To be done = Write out the listing beneath this instruction in its entirety, exactly as it reads.
--- BEGIN ---
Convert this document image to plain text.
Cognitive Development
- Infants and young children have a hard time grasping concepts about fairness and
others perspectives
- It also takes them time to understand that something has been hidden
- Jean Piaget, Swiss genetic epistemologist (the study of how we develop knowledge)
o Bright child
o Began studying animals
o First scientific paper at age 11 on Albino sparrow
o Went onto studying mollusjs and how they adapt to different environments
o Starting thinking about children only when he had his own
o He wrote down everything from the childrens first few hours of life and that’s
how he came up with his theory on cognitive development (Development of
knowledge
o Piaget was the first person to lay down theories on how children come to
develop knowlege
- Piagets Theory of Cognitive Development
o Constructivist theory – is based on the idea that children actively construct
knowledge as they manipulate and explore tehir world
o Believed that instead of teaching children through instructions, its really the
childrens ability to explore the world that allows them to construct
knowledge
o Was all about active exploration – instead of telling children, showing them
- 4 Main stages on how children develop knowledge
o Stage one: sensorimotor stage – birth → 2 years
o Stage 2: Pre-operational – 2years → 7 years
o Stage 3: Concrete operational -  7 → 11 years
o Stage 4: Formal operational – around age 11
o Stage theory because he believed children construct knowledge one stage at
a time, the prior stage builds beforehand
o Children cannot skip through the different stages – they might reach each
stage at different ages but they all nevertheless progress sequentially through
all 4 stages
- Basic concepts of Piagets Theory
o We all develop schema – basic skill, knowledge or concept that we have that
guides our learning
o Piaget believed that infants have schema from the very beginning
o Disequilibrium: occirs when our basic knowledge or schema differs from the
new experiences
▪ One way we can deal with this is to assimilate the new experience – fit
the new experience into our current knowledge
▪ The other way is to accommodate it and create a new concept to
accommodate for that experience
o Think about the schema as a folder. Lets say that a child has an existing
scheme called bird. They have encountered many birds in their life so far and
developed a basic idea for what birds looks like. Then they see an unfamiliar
--- END ---
Exercise answer =
Convert this document image to plain text.
Cognitive Development
- Infants and young children have a hard time grasping concepts about fairness and
others perspectives
- It also takes them time to understand that something has been hidden
- Jean Piaget, Swiss genetic epistemologist (the study of how we develop knowledge)
o Bright child
o Began studying animals
o First scientific paper at age 11 on Albino sparrow
o Went onto studying mollusjs and how they adapt to different environments
o Starting thinking about children only when he had his own
o He wrote down everything from the childrens first few hours of life and that’s
how he came up with his theory on cognitive development (Development of
knowledge
o Piaget was the first person to lay down theories on how children come to
develop knowlege
- Piagets Theory of Cognitive Development
o Constructivist theory – is based on the idea that children actively construct
knowledge as they manipulate and explore tehir world
o Believed that instead of teaching children through instructions, its really the
childrens ability to explore the world that allows them to construct
knowledge
o Was all about active exploration – instead of telling children, showing them
- 4 Main stages on how children develop knowledge
o Stage one: sensorimotor stage – birth → 2 years
o Stage 2: Pre-operational – 2years → 7 years
o Stage 3: Concrete operational -  7 → 11 years
o Stage 4: Formal operational – around age 11
o Stage theory because he believed children construct knowledge one stage at
a time, the prior stage builds beforehand
o Children cannot skip through the different stages – they might reach each
stage at different ages but they all nevertheless progress sequentially through
all 4 stages
- Basic concepts of Piagets Theory
o We all develop schema – basic skill, knowledge or concept that we have that
guides our learning
o Piaget believed that infants have schema from the very beginning
o Disequilibrium: occirs when our basic knowledge or schema differs from the
new experiences
▪ One way we can deal with this is to assimilate the new experience – fit
the new experience into our current knowledge
▪ The other way is to accommodate it and create a new concept to
accommodate for that experience
o Think about the schema as a folder. Lets say that a child has an existing
scheme called bird. They have encountered many birds in their life so far and
developed a basic idea for what birds looks like. Then they see an unfamiliar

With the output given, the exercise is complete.